## EXERCISE OBJECTIVE
Could you output the listing that follows exactly, without its images?

## DATA SHOWN
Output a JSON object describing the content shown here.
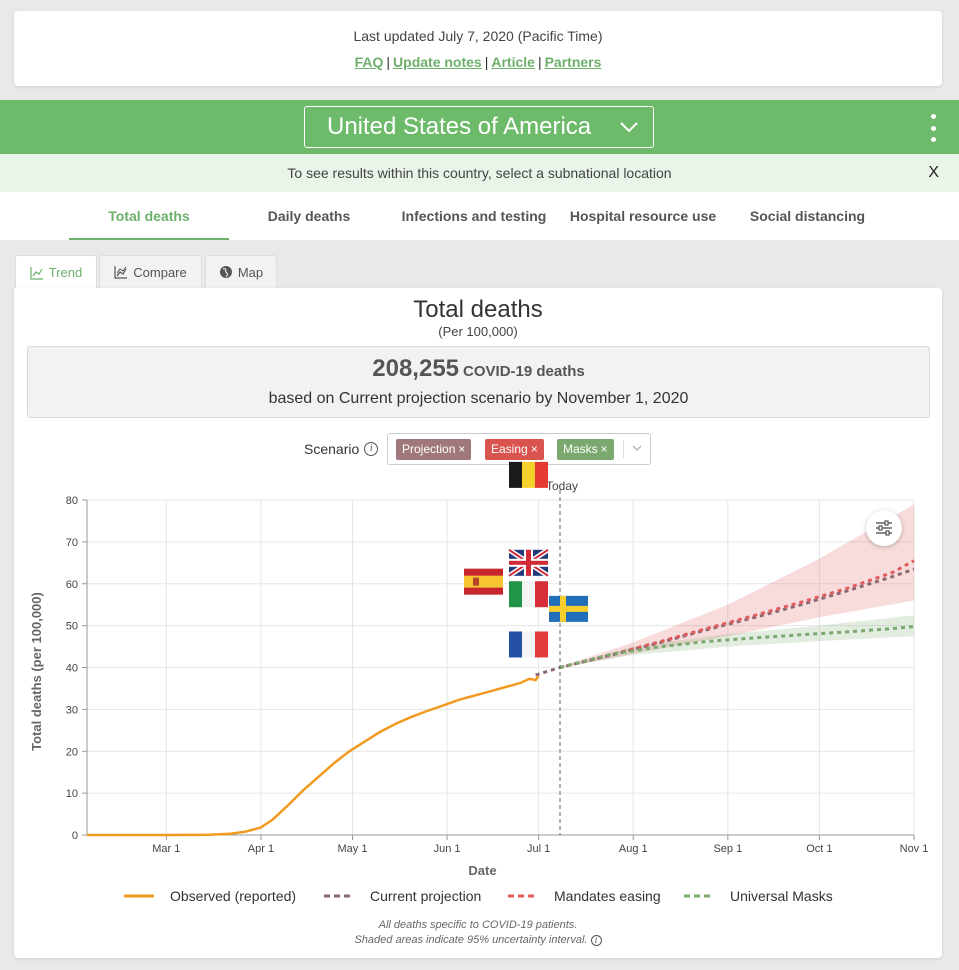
{
  "header": {
    "last_updated": "Last updated July 7, 2020 (Pacific Time)",
    "links": [
      "FAQ",
      "Update notes",
      "Article",
      "Partners"
    ],
    "separator": "|"
  },
  "location": {
    "selected": "United States of America",
    "notice": "To see results within this country, select a subnational location",
    "close_label": "X"
  },
  "main_tabs": [
    {
      "label": "Total deaths",
      "active": true
    },
    {
      "label": "Daily deaths",
      "active": false
    },
    {
      "label": "Infections and testing",
      "active": false
    },
    {
      "label": "Hospital resource use",
      "active": false
    },
    {
      "label": "Social distancing",
      "active": false
    }
  ],
  "view_tabs": [
    {
      "label": "Trend",
      "icon": "line-chart-icon",
      "active": true
    },
    {
      "label": "Compare",
      "icon": "compare-chart-icon",
      "active": false
    },
    {
      "label": "Map",
      "icon": "globe-icon",
      "active": false
    }
  ],
  "chart_header": {
    "title": "Total deaths",
    "subtitle": "(Per 100,000)",
    "summary_number": "208,255",
    "summary_unit": "COVID-19 deaths",
    "summary_basis": "based on Current projection scenario by November 1, 2020"
  },
  "scenario": {
    "label": "Scenario",
    "chips": [
      {
        "label": "Projection",
        "color": "#a0787c"
      },
      {
        "label": "Easing",
        "color": "#d9534f"
      },
      {
        "label": "Masks",
        "color": "#7ba86f"
      }
    ],
    "chip_remove": "×"
  },
  "colors": {
    "observed": "#f29a1f",
    "projection": "#8a6a72",
    "easing": "#e05b5b",
    "masks": "#7ba86f",
    "accent": "#6db06b"
  },
  "chart_data": {
    "type": "line",
    "title": "Total deaths",
    "subtitle": "(Per 100,000)",
    "xlabel": "Date",
    "ylabel": "Total deaths (per 100,000)",
    "ylim": [
      0,
      80
    ],
    "yticks": [
      "0",
      "10",
      "20",
      "30",
      "40",
      "50",
      "60",
      "70",
      "80"
    ],
    "xlim": [
      "2020-02-04",
      "2020-11-01"
    ],
    "xticks": [
      {
        "date": "2020-03-01",
        "label": "Mar 1"
      },
      {
        "date": "2020-04-01",
        "label": "Apr 1"
      },
      {
        "date": "2020-05-01",
        "label": "May 1"
      },
      {
        "date": "2020-06-01",
        "label": "Jun 1"
      },
      {
        "date": "2020-07-01",
        "label": "Jul 1"
      },
      {
        "date": "2020-08-01",
        "label": "Aug 1"
      },
      {
        "date": "2020-09-01",
        "label": "Sep 1"
      },
      {
        "date": "2020-10-01",
        "label": "Oct 1"
      },
      {
        "date": "2020-11-01",
        "label": "Nov 1"
      }
    ],
    "today": {
      "date": "2020-07-08",
      "label": "Today"
    },
    "grid": true,
    "legend_position": "bottom",
    "series": [
      {
        "name": "Observed (reported)",
        "style": "solid",
        "points": [
          [
            "2020-02-04",
            0
          ],
          [
            "2020-03-01",
            0
          ],
          [
            "2020-03-15",
            0.05
          ],
          [
            "2020-03-22",
            0.3
          ],
          [
            "2020-03-27",
            0.8
          ],
          [
            "2020-04-01",
            1.8
          ],
          [
            "2020-04-05",
            3.8
          ],
          [
            "2020-04-10",
            7.2
          ],
          [
            "2020-04-15",
            10.8
          ],
          [
            "2020-04-20",
            14.0
          ],
          [
            "2020-04-25",
            17.2
          ],
          [
            "2020-04-30",
            20.0
          ],
          [
            "2020-05-05",
            22.3
          ],
          [
            "2020-05-10",
            24.6
          ],
          [
            "2020-05-15",
            26.5
          ],
          [
            "2020-05-20",
            28.1
          ],
          [
            "2020-05-25",
            29.5
          ],
          [
            "2020-05-31",
            31.0
          ],
          [
            "2020-06-05",
            32.3
          ],
          [
            "2020-06-10",
            33.3
          ],
          [
            "2020-06-15",
            34.3
          ],
          [
            "2020-06-20",
            35.3
          ],
          [
            "2020-06-25",
            36.3
          ],
          [
            "2020-06-28",
            37.3
          ],
          [
            "2020-06-30",
            37.0
          ],
          [
            "2020-07-01",
            38.0
          ]
        ]
      },
      {
        "name": "Current projection",
        "style": "dashed",
        "points": [
          [
            "2020-06-30",
            38.2
          ],
          [
            "2020-07-08",
            40.0
          ],
          [
            "2020-07-25",
            43.0
          ],
          [
            "2020-08-10",
            46.0
          ],
          [
            "2020-08-25",
            49.0
          ],
          [
            "2020-09-10",
            52.0
          ],
          [
            "2020-09-25",
            55.0
          ],
          [
            "2020-10-10",
            58.3
          ],
          [
            "2020-10-25",
            61.7
          ],
          [
            "2020-11-01",
            63.5
          ]
        ],
        "band": {
          "lower": [
            [
              "2020-07-08",
              39.8
            ],
            [
              "2020-08-01",
              43.3
            ],
            [
              "2020-09-01",
              47.5
            ],
            [
              "2020-10-01",
              52.0
            ],
            [
              "2020-11-01",
              56.0
            ]
          ],
          "upper": [
            [
              "2020-07-08",
              40.2
            ],
            [
              "2020-08-01",
              46.0
            ],
            [
              "2020-09-01",
              55.0
            ],
            [
              "2020-10-01",
              66.0
            ],
            [
              "2020-11-01",
              79.0
            ]
          ]
        }
      },
      {
        "name": "Mandates easing",
        "style": "dashed",
        "points": [
          [
            "2020-07-08",
            40.0
          ],
          [
            "2020-07-25",
            43.1
          ],
          [
            "2020-08-10",
            46.2
          ],
          [
            "2020-08-25",
            49.3
          ],
          [
            "2020-09-10",
            52.5
          ],
          [
            "2020-09-25",
            55.6
          ],
          [
            "2020-10-10",
            58.9
          ],
          [
            "2020-10-25",
            62.7
          ],
          [
            "2020-11-01",
            65.5
          ]
        ]
      },
      {
        "name": "Universal Masks",
        "style": "dashed",
        "points": [
          [
            "2020-07-08",
            40.0
          ],
          [
            "2020-07-25",
            43.2
          ],
          [
            "2020-08-10",
            45.0
          ],
          [
            "2020-08-25",
            46.2
          ],
          [
            "2020-09-10",
            47.1
          ],
          [
            "2020-09-25",
            47.8
          ],
          [
            "2020-10-10",
            48.5
          ],
          [
            "2020-10-25",
            49.3
          ],
          [
            "2020-11-01",
            49.8
          ]
        ],
        "band": {
          "lower": [
            [
              "2020-07-08",
              39.9
            ],
            [
              "2020-08-01",
              43.0
            ],
            [
              "2020-09-01",
              45.0
            ],
            [
              "2020-10-01",
              46.3
            ],
            [
              "2020-11-01",
              47.5
            ]
          ],
          "upper": [
            [
              "2020-07-08",
              40.1
            ],
            [
              "2020-08-01",
              45.0
            ],
            [
              "2020-09-01",
              48.0
            ],
            [
              "2020-10-01",
              50.0
            ],
            [
              "2020-11-01",
              52.5
            ]
          ]
        }
      }
    ],
    "flag_markers": [
      {
        "country": "belgium-flag",
        "value": 86
      },
      {
        "country": "united-kingdom-flag",
        "value": 65
      },
      {
        "country": "spain-flag",
        "value": 60.5
      },
      {
        "country": "italy-flag",
        "value": 57.5
      },
      {
        "country": "sweden-flag",
        "value": 54
      },
      {
        "country": "france-flag",
        "value": 45.5
      }
    ]
  },
  "footnote": {
    "line1": "All deaths specific to COVID-19 patients.",
    "line2": "Shaded areas indicate 95% uncertainty interval."
  }
}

## SOLVED PROBLEM
Output a JSON object describing the content shown here.
{
  "header": {
    "last_updated": "Last updated July 7, 2020 (Pacific Time)",
    "links": [
      "FAQ",
      "Update notes",
      "Article",
      "Partners"
    ],
    "separator": "|"
  },
  "location": {
    "selected": "United States of America",
    "notice": "To see results within this country, select a subnational location",
    "close_label": "X"
  },
  "main_tabs": [
    {
      "label": "Total deaths",
      "active": true
    },
    {
      "label": "Daily deaths",
      "active": false
    },
    {
      "label": "Infections and testing",
      "active": false
    },
    {
      "label": "Hospital resource use",
      "active": false
    },
    {
      "label": "Social distancing",
      "active": false
    }
  ],
  "view_tabs": [
    {
      "label": "Trend",
      "icon": "line-chart-icon",
      "active": true
    },
    {
      "label": "Compare",
      "icon": "compare-chart-icon",
      "active": false
    },
    {
      "label": "Map",
      "icon": "globe-icon",
      "active": false
    }
  ],
  "chart_header": {
    "title": "Total deaths",
    "subtitle": "(Per 100,000)",
    "summary_number": "208,255",
    "summary_unit": "COVID-19 deaths",
    "summary_basis": "based on Current projection scenario by November 1, 2020"
  },
  "scenario": {
    "label": "Scenario",
    "chips": [
      {
        "label": "Projection",
        "color": "#a0787c"
      },
      {
        "label": "Easing",
        "color": "#d9534f"
      },
      {
        "label": "Masks",
        "color": "#7ba86f"
      }
    ],
    "chip_remove": "×"
  },
  "colors": {
    "observed": "#f29a1f",
    "projection": "#8a6a72",
    "easing": "#e05b5b",
    "masks": "#7ba86f",
    "accent": "#6db06b"
  },
  "chart_data": {
    "type": "line",
    "title": "Total deaths",
    "subtitle": "(Per 100,000)",
    "xlabel": "Date",
    "ylabel": "Total deaths (per 100,000)",
    "ylim": [
      0,
      80
    ],
    "yticks": [
      "0",
      "10",
      "20",
      "30",
      "40",
      "50",
      "60",
      "70",
      "80"
    ],
    "xlim": [
      "2020-02-04",
      "2020-11-01"
    ],
    "xticks": [
      {
        "date": "2020-03-01",
        "label": "Mar 1"
      },
      {
        "date": "2020-04-01",
        "label": "Apr 1"
      },
      {
        "date": "2020-05-01",
        "label": "May 1"
      },
      {
        "date": "2020-06-01",
        "label": "Jun 1"
      },
      {
        "date": "2020-07-01",
        "label": "Jul 1"
      },
      {
        "date": "2020-08-01",
        "label": "Aug 1"
      },
      {
        "date": "2020-09-01",
        "label": "Sep 1"
      },
      {
        "date": "2020-10-01",
        "label": "Oct 1"
      },
      {
        "date": "2020-11-01",
        "label": "Nov 1"
      }
    ],
    "today": {
      "date": "2020-07-08",
      "label": "Today"
    },
    "grid": true,
    "legend_position": "bottom",
    "series": [
      {
        "name": "Observed (reported)",
        "style": "solid",
        "points": [
          [
            "2020-02-04",
            0
          ],
          [
            "2020-03-01",
            0
          ],
          [
            "2020-03-15",
            0.05
          ],
          [
            "2020-03-22",
            0.3
          ],
          [
            "2020-03-27",
            0.8
          ],
          [
            "2020-04-01",
            1.8
          ],
          [
            "2020-04-05",
            3.8
          ],
          [
            "2020-04-10",
            7.2
          ],
          [
            "2020-04-15",
            10.8
          ],
          [
            "2020-04-20",
            14.0
          ],
          [
            "2020-04-25",
            17.2
          ],
          [
            "2020-04-30",
            20.0
          ],
          [
            "2020-05-05",
            22.3
          ],
          [
            "2020-05-10",
            24.6
          ],
          [
            "2020-05-15",
            26.5
          ],
          [
            "2020-05-20",
            28.1
          ],
          [
            "2020-05-25",
            29.5
          ],
          [
            "2020-05-31",
            31.0
          ],
          [
            "2020-06-05",
            32.3
          ],
          [
            "2020-06-10",
            33.3
          ],
          [
            "2020-06-15",
            34.3
          ],
          [
            "2020-06-20",
            35.3
          ],
          [
            "2020-06-25",
            36.3
          ],
          [
            "2020-06-28",
            37.3
          ],
          [
            "2020-06-30",
            37.0
          ],
          [
            "2020-07-01",
            38.0
          ]
        ]
      },
      {
        "name": "Current projection",
        "style": "dashed",
        "points": [
          [
            "2020-06-30",
            38.2
          ],
          [
            "2020-07-08",
            40.0
          ],
          [
            "2020-07-25",
            43.0
          ],
          [
            "2020-08-10",
            46.0
          ],
          [
            "2020-08-25",
            49.0
          ],
          [
            "2020-09-10",
            52.0
          ],
          [
            "2020-09-25",
            55.0
          ],
          [
            "2020-10-10",
            58.3
          ],
          [
            "2020-10-25",
            61.7
          ],
          [
            "2020-11-01",
            63.5
          ]
        ],
        "band": {
          "lower": [
            [
              "2020-07-08",
              39.8
            ],
            [
              "2020-08-01",
              43.3
            ],
            [
              "2020-09-01",
              47.5
            ],
            [
              "2020-10-01",
              52.0
            ],
            [
              "2020-11-01",
              56.0
            ]
          ],
          "upper": [
            [
              "2020-07-08",
              40.2
            ],
            [
              "2020-08-01",
              46.0
            ],
            [
              "2020-09-01",
              55.0
            ],
            [
              "2020-10-01",
              66.0
            ],
            [
              "2020-11-01",
              79.0
            ]
          ]
        }
      },
      {
        "name": "Mandates easing",
        "style": "dashed",
        "points": [
          [
            "2020-07-08",
            40.0
          ],
          [
            "2020-07-25",
            43.1
          ],
          [
            "2020-08-10",
            46.2
          ],
          [
            "2020-08-25",
            49.3
          ],
          [
            "2020-09-10",
            52.5
          ],
          [
            "2020-09-25",
            55.6
          ],
          [
            "2020-10-10",
            58.9
          ],
          [
            "2020-10-25",
            62.7
          ],
          [
            "2020-11-01",
            65.5
          ]
        ]
      },
      {
        "name": "Universal Masks",
        "style": "dashed",
        "points": [
          [
            "2020-07-08",
            40.0
          ],
          [
            "2020-07-25",
            43.2
          ],
          [
            "2020-08-10",
            45.0
          ],
          [
            "2020-08-25",
            46.2
          ],
          [
            "2020-09-10",
            47.1
          ],
          [
            "2020-09-25",
            47.8
          ],
          [
            "2020-10-10",
            48.5
          ],
          [
            "2020-10-25",
            49.3
          ],
          [
            "2020-11-01",
            49.8
          ]
        ],
        "band": {
          "lower": [
            [
              "2020-07-08",
              39.9
            ],
            [
              "2020-08-01",
              43.0
            ],
            [
              "2020-09-01",
              45.0
            ],
            [
              "2020-10-01",
              46.3
            ],
            [
              "2020-11-01",
              47.5
            ]
          ],
          "upper": [
            [
              "2020-07-08",
              40.1
            ],
            [
              "2020-08-01",
              45.0
            ],
            [
              "2020-09-01",
              48.0
            ],
            [
              "2020-10-01",
              50.0
            ],
            [
              "2020-11-01",
              52.5
            ]
          ]
        }
      }
    ],
    "flag_markers": [
      {
        "country": "belgium-flag",
        "value": 86
      },
      {
        "country": "united-kingdom-flag",
        "value": 65
      },
      {
        "country": "spain-flag",
        "value": 60.5
      },
      {
        "country": "italy-flag",
        "value": 57.5
      },
      {
        "country": "sweden-flag",
        "value": 54
      },
      {
        "country": "france-flag",
        "value": 45.5
      }
    ]
  },
  "footnote": {
    "line1": "All deaths specific to COVID-19 patients.",
    "line2": "Shaded areas indicate 95% uncertainty interval."
  }
}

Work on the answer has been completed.